▶ CHALLENGE:
Beginning at the line that contains "Enumerate this screenshot's", reproduce every line to the end of the material without changing any of them.

▶ DATA SUPPLIED:
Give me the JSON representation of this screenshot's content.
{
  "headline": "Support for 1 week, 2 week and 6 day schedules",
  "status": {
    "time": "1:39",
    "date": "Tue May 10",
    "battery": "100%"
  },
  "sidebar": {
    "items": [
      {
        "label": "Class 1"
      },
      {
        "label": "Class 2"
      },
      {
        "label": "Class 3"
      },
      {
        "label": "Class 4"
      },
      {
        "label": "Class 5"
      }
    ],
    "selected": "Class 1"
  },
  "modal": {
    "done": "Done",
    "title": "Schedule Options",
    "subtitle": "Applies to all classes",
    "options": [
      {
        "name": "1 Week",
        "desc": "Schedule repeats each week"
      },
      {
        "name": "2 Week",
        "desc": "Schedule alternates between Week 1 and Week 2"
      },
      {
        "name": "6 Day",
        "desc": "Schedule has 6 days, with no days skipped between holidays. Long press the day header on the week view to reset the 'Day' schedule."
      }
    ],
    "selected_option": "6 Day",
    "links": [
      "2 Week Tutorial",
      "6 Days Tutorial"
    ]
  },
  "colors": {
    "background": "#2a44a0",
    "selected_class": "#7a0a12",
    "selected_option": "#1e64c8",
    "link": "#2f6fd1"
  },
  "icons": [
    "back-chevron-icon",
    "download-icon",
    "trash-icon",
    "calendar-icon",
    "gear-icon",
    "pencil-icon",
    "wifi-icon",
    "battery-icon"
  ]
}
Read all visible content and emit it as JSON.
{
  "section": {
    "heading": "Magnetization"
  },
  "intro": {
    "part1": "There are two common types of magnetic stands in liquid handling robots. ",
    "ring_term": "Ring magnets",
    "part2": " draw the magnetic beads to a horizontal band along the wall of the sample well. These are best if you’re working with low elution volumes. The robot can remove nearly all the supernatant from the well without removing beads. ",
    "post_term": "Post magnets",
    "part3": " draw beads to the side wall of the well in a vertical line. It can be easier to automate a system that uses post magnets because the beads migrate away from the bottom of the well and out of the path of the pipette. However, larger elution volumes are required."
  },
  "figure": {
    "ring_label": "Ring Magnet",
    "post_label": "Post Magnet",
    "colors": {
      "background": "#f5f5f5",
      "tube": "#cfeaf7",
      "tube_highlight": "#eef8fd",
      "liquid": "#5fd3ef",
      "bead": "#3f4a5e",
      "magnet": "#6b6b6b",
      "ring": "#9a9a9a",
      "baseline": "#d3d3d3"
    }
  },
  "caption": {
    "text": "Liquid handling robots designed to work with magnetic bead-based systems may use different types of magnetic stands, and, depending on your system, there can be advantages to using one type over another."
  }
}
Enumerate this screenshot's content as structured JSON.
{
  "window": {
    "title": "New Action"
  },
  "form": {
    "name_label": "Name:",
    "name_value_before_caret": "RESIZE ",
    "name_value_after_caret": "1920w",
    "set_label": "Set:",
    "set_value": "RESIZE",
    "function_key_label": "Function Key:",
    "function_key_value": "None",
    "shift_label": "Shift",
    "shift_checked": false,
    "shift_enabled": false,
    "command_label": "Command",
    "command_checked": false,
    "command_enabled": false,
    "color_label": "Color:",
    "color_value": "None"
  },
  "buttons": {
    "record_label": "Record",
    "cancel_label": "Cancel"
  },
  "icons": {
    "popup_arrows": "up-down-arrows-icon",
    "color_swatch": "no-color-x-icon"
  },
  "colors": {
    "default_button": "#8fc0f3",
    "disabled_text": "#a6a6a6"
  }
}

▶ WRITTEN ANSWER:
Enumerate this screenshot's content as structured JSON.
{
  "window": {
    "title": "New Action"
  },
  "form": {
    "name_label": "Name:",
    "name_value_before_caret": "RESIZE ",
    "name_value_after_caret": "1920w",
    "set_label": "Set:",
    "set_value": "RESIZE",
    "function_key_label": "Function Key:",
    "function_key_value": "None",
    "shift_label": "Shift",
    "shift_checked": false,
    "shift_enabled": false,
    "command_label": "Command",
    "command_checked": false,
    "command_enabled": false,
    "color_label": "Color:",
    "color_value": "None"
  },
  "buttons": {
    "record_label": "Record",
    "cancel_label": "Cancel"
  },
  "icons": {
    "popup_arrows": "up-down-arrows-icon",
    "color_swatch": "no-color-x-icon"
  },
  "colors": {
    "default_button": "#8fc0f3",
    "disabled_text": "#a6a6a6"
  }
}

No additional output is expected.